→ **THE EXERCISE**
Return only the number of lines in the entries below that hold the word "board".

**** RECORDED DATA ****

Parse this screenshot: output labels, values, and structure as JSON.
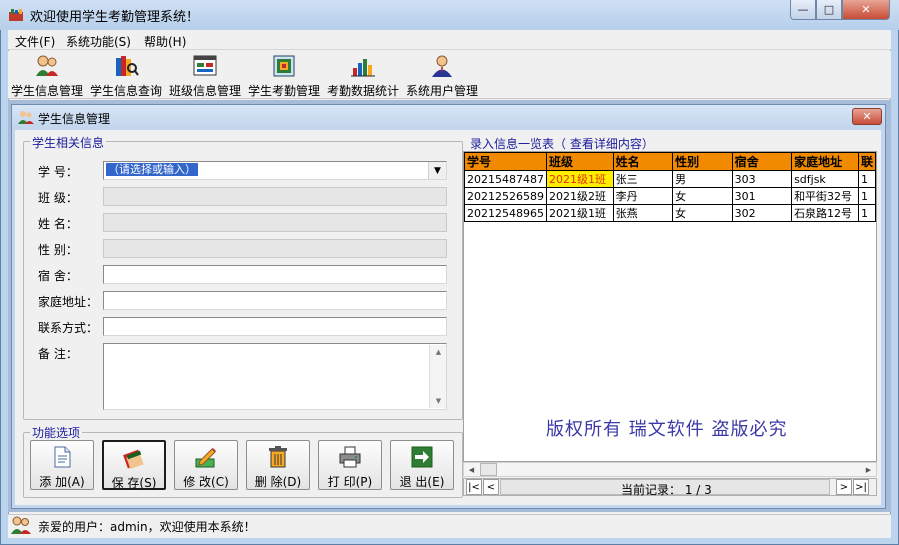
{
  "window": {
    "title": "欢迎使用学生考勤管理系统！",
    "minimize": "—",
    "maximize": "□",
    "close": "✕"
  },
  "menu": [
    "文件(F)",
    "系统功能(S)",
    "帮助(H)"
  ],
  "toolbar": [
    {
      "label": "学生信息管理",
      "icon": "people-icon"
    },
    {
      "label": "学生信息查询",
      "icon": "books-search-icon"
    },
    {
      "label": "班级信息管理",
      "icon": "class-board-icon"
    },
    {
      "label": "学生考勤管理",
      "icon": "attendance-board-icon"
    },
    {
      "label": "考勤数据统计",
      "icon": "bar-stats-icon"
    },
    {
      "label": "系统用户管理",
      "icon": "user-admin-icon"
    }
  ],
  "child": {
    "title": "学生信息管理",
    "close": "✕"
  },
  "form": {
    "legend": "学生相关信息",
    "fields": [
      {
        "label": "学    号：",
        "value": "（请选择或输入）"
      },
      {
        "label": "班    级：",
        "value": ""
      },
      {
        "label": "姓    名：",
        "value": ""
      },
      {
        "label": "性    别：",
        "value": ""
      },
      {
        "label": "宿    舍：",
        "value": ""
      },
      {
        "label": "家庭地址：",
        "value": ""
      },
      {
        "label": "联系方式：",
        "value": ""
      },
      {
        "label": "备    注：",
        "value": ""
      }
    ]
  },
  "functions": {
    "legend": "功能选项",
    "buttons": [
      {
        "label": "添 加(A)",
        "icon": "document-add-icon"
      },
      {
        "label": "保 存(S)",
        "icon": "save-book-icon"
      },
      {
        "label": "修 改(C)",
        "icon": "edit-pencil-icon"
      },
      {
        "label": "删 除(D)",
        "icon": "trash-icon"
      },
      {
        "label": "打 印(P)",
        "icon": "printer-icon"
      },
      {
        "label": "退 出(E)",
        "icon": "exit-arrow-icon"
      }
    ]
  },
  "list": {
    "legend": "录入信息一览表（    查看详细内容）",
    "columns": [
      "学号",
      "班级",
      "姓名",
      "性别",
      "宿舍",
      "家庭地址",
      "联"
    ],
    "rows": [
      [
        "20215487487",
        "2021级1班",
        "张三",
        "男",
        "303",
        "sdfjsk",
        "1"
      ],
      [
        "20212526589",
        "2021级2班",
        "李丹",
        "女",
        "301",
        "和平街32号",
        "1"
      ],
      [
        "20212548965",
        "2021级1班",
        "张燕",
        "女",
        "302",
        "石泉路12号",
        "1"
      ]
    ],
    "watermark": "版权所有  瑞文软件  盗版必究",
    "record_text": "当前记录：  1 / 3",
    "nav": [
      "|<",
      "<",
      ">",
      ">|"
    ]
  },
  "status": {
    "text": "亲爱的用户：admin，欢迎使用本系统！"
  }
}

****

→ **RESULT OF THE TASK**
2